» Task objective
Quote the listing below in its entirety.

» Working data
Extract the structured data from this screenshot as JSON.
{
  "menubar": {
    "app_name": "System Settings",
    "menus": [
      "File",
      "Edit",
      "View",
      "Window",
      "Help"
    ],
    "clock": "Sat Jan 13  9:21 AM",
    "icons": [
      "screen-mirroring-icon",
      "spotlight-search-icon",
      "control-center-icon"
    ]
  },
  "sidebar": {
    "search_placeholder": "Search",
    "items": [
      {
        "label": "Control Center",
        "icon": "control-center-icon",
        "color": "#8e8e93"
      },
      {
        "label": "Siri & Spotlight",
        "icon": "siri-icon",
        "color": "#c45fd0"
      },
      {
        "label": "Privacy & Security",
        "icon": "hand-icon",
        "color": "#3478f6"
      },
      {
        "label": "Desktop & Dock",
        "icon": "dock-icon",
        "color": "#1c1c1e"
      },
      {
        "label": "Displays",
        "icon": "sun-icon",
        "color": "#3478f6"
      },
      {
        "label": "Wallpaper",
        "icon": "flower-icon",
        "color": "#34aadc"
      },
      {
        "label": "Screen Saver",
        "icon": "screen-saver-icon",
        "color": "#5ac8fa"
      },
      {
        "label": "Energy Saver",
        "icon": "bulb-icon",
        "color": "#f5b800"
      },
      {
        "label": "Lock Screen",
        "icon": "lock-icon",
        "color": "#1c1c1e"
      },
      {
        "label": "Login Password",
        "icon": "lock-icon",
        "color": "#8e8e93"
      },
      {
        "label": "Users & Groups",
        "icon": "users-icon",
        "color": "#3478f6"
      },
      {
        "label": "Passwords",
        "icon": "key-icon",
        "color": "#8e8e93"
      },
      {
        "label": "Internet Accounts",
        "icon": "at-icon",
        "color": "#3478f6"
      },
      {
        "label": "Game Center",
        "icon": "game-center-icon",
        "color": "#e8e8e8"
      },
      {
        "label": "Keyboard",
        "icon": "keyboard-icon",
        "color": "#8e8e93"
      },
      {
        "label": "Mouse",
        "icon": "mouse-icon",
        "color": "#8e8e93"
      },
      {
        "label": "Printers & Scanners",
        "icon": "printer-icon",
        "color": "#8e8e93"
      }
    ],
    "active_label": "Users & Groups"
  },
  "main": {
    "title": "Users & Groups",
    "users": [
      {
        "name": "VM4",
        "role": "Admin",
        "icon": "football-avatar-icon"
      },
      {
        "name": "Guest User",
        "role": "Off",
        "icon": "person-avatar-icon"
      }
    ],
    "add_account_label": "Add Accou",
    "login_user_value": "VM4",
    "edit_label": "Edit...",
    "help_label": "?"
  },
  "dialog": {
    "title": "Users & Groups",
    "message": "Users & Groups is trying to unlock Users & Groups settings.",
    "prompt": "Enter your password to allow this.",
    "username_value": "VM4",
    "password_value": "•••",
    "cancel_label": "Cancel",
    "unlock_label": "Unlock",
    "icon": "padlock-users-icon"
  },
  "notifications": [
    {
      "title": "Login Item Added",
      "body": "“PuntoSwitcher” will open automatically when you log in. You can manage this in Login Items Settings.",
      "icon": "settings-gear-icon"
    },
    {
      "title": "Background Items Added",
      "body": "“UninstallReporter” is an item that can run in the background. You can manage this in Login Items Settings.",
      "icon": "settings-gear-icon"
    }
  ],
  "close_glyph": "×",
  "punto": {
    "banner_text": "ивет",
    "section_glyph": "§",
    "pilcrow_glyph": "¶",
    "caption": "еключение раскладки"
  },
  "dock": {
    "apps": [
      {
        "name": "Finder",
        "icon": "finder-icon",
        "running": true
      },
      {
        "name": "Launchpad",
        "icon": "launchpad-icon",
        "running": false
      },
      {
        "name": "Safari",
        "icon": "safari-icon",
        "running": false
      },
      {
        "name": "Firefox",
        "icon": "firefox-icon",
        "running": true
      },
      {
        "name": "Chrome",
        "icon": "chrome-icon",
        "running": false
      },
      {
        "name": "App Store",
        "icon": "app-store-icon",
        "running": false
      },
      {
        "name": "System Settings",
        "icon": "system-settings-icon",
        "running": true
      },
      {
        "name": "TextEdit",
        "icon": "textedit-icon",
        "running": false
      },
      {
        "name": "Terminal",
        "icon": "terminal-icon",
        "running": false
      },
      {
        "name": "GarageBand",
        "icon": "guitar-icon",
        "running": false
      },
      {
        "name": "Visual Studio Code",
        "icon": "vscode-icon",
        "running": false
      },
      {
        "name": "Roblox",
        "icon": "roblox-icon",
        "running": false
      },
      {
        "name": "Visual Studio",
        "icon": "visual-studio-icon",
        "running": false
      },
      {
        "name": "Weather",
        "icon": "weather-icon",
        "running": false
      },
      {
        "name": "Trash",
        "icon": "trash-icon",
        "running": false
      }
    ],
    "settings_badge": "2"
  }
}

» Finished answer
Extract the structured data from this screenshot as JSON.
{
  "menubar": {
    "app_name": "System Settings",
    "menus": [
      "File",
      "Edit",
      "View",
      "Window",
      "Help"
    ],
    "clock": "Sat Jan 13  9:21 AM",
    "icons": [
      "screen-mirroring-icon",
      "spotlight-search-icon",
      "control-center-icon"
    ]
  },
  "sidebar": {
    "search_placeholder": "Search",
    "items": [
      {
        "label": "Control Center",
        "icon": "control-center-icon",
        "color": "#8e8e93"
      },
      {
        "label": "Siri & Spotlight",
        "icon": "siri-icon",
        "color": "#c45fd0"
      },
      {
        "label": "Privacy & Security",
        "icon": "hand-icon",
        "color": "#3478f6"
      },
      {
        "label": "Desktop & Dock",
        "icon": "dock-icon",
        "color": "#1c1c1e"
      },
      {
        "label": "Displays",
        "icon": "sun-icon",
        "color": "#3478f6"
      },
      {
        "label": "Wallpaper",
        "icon": "flower-icon",
        "color": "#34aadc"
      },
      {
        "label": "Screen Saver",
        "icon": "screen-saver-icon",
        "color": "#5ac8fa"
      },
      {
        "label": "Energy Saver",
        "icon": "bulb-icon",
        "color": "#f5b800"
      },
      {
        "label": "Lock Screen",
        "icon": "lock-icon",
        "color": "#1c1c1e"
      },
      {
        "label": "Login Password",
        "icon": "lock-icon",
        "color": "#8e8e93"
      },
      {
        "label": "Users & Groups",
        "icon": "users-icon",
        "color": "#3478f6"
      },
      {
        "label": "Passwords",
        "icon": "key-icon",
        "color": "#8e8e93"
      },
      {
        "label": "Internet Accounts",
        "icon": "at-icon",
        "color": "#3478f6"
      },
      {
        "label": "Game Center",
        "icon": "game-center-icon",
        "color": "#e8e8e8"
      },
      {
        "label": "Keyboard",
        "icon": "keyboard-icon",
        "color": "#8e8e93"
      },
      {
        "label": "Mouse",
        "icon": "mouse-icon",
        "color": "#8e8e93"
      },
      {
        "label": "Printers & Scanners",
        "icon": "printer-icon",
        "color": "#8e8e93"
      }
    ],
    "active_label": "Users & Groups"
  },
  "main": {
    "title": "Users & Groups",
    "users": [
      {
        "name": "VM4",
        "role": "Admin",
        "icon": "football-avatar-icon"
      },
      {
        "name": "Guest User",
        "role": "Off",
        "icon": "person-avatar-icon"
      }
    ],
    "add_account_label": "Add Accou",
    "login_user_value": "VM4",
    "edit_label": "Edit...",
    "help_label": "?"
  },
  "dialog": {
    "title": "Users & Groups",
    "message": "Users & Groups is trying to unlock Users & Groups settings.",
    "prompt": "Enter your password to allow this.",
    "username_value": "VM4",
    "password_value": "•••",
    "cancel_label": "Cancel",
    "unlock_label": "Unlock",
    "icon": "padlock-users-icon"
  },
  "notifications": [
    {
      "title": "Login Item Added",
      "body": "“PuntoSwitcher” will open automatically when you log in. You can manage this in Login Items Settings.",
      "icon": "settings-gear-icon"
    },
    {
      "title": "Background Items Added",
      "body": "“UninstallReporter” is an item that can run in the background. You can manage this in Login Items Settings.",
      "icon": "settings-gear-icon"
    }
  ],
  "close_glyph": "×",
  "punto": {
    "banner_text": "ивет",
    "section_glyph": "§",
    "pilcrow_glyph": "¶",
    "caption": "еключение раскладки"
  },
  "dock": {
    "apps": [
      {
        "name": "Finder",
        "icon": "finder-icon",
        "running": true
      },
      {
        "name": "Launchpad",
        "icon": "launchpad-icon",
        "running": false
      },
      {
        "name": "Safari",
        "icon": "safari-icon",
        "running": false
      },
      {
        "name": "Firefox",
        "icon": "firefox-icon",
        "running": true
      },
      {
        "name": "Chrome",
        "icon": "chrome-icon",
        "running": false
      },
      {
        "name": "App Store",
        "icon": "app-store-icon",
        "running": false
      },
      {
        "name": "System Settings",
        "icon": "system-settings-icon",
        "running": true
      },
      {
        "name": "TextEdit",
        "icon": "textedit-icon",
        "running": false
      },
      {
        "name": "Terminal",
        "icon": "terminal-icon",
        "running": false
      },
      {
        "name": "GarageBand",
        "icon": "guitar-icon",
        "running": false
      },
      {
        "name": "Visual Studio Code",
        "icon": "vscode-icon",
        "running": false
      },
      {
        "name": "Roblox",
        "icon": "roblox-icon",
        "running": false
      },
      {
        "name": "Visual Studio",
        "icon": "visual-studio-icon",
        "running": false
      },
      {
        "name": "Weather",
        "icon": "weather-icon",
        "running": false
      },
      {
        "name": "Trash",
        "icon": "trash-icon",
        "running": false
      }
    ],
    "settings_badge": "2"
  }
}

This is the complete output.